[Dataset items]
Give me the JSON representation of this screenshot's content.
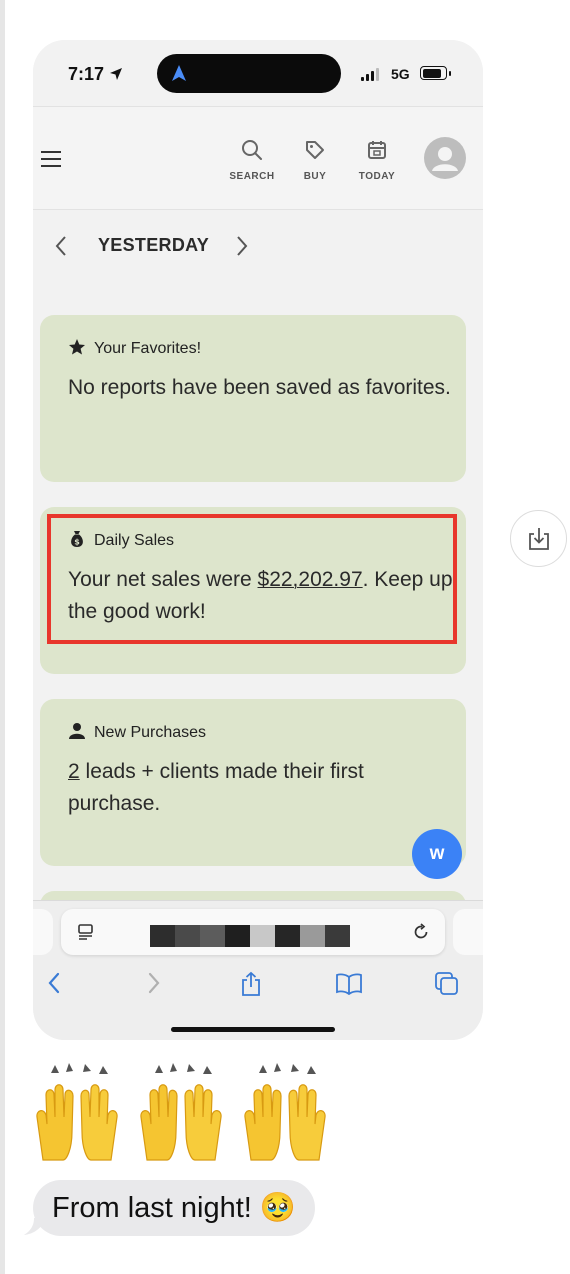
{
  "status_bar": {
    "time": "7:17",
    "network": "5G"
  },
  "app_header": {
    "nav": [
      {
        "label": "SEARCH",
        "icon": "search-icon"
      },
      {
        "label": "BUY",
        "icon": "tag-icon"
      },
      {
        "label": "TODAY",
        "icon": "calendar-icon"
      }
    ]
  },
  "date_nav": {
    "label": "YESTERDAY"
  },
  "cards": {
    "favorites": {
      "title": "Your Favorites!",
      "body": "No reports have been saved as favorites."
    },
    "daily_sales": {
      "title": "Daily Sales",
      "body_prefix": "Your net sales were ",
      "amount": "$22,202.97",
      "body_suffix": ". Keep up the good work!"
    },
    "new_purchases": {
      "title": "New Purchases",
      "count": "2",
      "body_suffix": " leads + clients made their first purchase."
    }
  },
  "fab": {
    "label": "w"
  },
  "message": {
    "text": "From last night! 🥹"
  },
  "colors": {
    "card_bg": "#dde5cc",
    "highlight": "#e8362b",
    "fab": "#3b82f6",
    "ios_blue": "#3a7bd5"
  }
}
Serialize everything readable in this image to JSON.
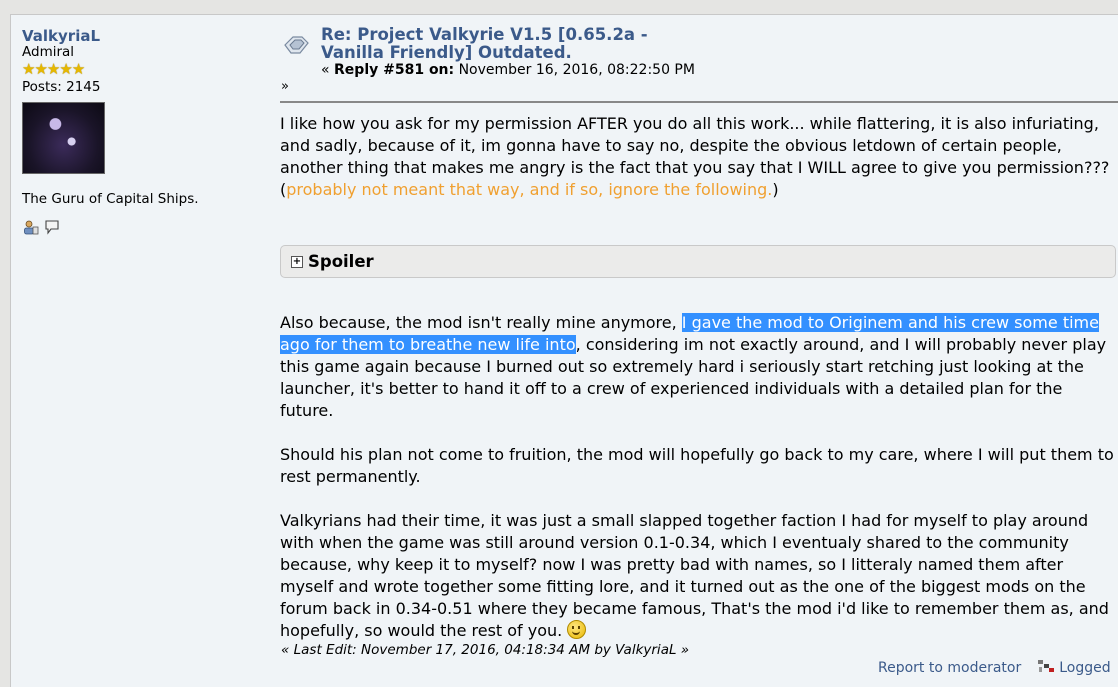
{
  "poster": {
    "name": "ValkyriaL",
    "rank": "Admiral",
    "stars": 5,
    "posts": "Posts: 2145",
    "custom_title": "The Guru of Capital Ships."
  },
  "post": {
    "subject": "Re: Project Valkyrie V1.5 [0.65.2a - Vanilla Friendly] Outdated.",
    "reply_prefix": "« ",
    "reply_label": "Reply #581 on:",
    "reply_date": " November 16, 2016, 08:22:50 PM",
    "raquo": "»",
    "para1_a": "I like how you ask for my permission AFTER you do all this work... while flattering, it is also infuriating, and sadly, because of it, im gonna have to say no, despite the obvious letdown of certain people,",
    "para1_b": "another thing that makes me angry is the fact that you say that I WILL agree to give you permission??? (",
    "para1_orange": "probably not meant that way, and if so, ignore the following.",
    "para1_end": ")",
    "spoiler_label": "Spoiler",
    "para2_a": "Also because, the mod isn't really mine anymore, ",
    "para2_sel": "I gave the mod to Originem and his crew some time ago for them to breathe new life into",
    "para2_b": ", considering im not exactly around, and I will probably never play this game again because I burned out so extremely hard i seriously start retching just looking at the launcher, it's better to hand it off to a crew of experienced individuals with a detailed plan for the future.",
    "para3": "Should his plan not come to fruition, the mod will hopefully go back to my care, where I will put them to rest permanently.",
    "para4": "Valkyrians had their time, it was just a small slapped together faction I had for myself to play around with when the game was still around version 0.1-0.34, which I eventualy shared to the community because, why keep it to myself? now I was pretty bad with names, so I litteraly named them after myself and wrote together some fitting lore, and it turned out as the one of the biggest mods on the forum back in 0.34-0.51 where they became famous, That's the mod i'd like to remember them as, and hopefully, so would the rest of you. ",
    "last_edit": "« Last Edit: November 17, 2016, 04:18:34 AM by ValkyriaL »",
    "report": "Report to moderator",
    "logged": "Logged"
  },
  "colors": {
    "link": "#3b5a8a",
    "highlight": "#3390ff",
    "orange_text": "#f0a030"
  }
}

* * *

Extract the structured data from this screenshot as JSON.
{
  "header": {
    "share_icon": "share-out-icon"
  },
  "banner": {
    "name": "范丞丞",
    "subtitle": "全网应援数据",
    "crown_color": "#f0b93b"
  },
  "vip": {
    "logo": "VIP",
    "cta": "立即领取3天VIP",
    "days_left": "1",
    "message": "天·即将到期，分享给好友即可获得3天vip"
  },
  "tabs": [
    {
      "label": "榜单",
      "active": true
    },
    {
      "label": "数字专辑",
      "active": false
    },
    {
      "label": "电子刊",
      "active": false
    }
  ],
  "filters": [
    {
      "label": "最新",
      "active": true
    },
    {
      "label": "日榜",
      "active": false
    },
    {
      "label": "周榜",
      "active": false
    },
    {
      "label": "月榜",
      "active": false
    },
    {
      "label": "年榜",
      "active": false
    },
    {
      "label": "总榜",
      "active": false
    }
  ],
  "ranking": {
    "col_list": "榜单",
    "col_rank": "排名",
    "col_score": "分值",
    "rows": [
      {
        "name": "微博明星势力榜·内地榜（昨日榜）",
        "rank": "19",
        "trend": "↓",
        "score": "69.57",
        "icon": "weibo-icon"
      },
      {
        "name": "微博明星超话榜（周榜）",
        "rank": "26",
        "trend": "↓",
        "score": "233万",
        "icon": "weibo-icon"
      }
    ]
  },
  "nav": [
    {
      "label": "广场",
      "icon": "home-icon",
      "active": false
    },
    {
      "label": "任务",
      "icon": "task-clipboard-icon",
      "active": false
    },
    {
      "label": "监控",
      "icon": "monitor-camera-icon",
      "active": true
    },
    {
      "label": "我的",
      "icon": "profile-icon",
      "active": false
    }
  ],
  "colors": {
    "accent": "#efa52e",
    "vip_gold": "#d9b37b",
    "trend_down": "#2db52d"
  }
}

[Exercise directions]: Find the lines above that contain the word "rest" and collect them.

[Output]:
    "para3": "Should his plan not come to fruition, the mod will hopefully go back to my care, where I will put them to rest permanently.",
    "para4": "Valkyrians had their time, it was just a small slapped together faction I had for myself to play around with when the game was still around version 0.1-0.34, which I eventualy shared to the community because, why keep it to myself? now I was pretty bad with names, so I litteraly named them after myself and wrote together some fitting lore, and it turned out as the one of the biggest mods on the forum back in 0.34-0.51 where they became famous, That's the mod i'd like to remember them as, and hopefully, so would the rest of you. ",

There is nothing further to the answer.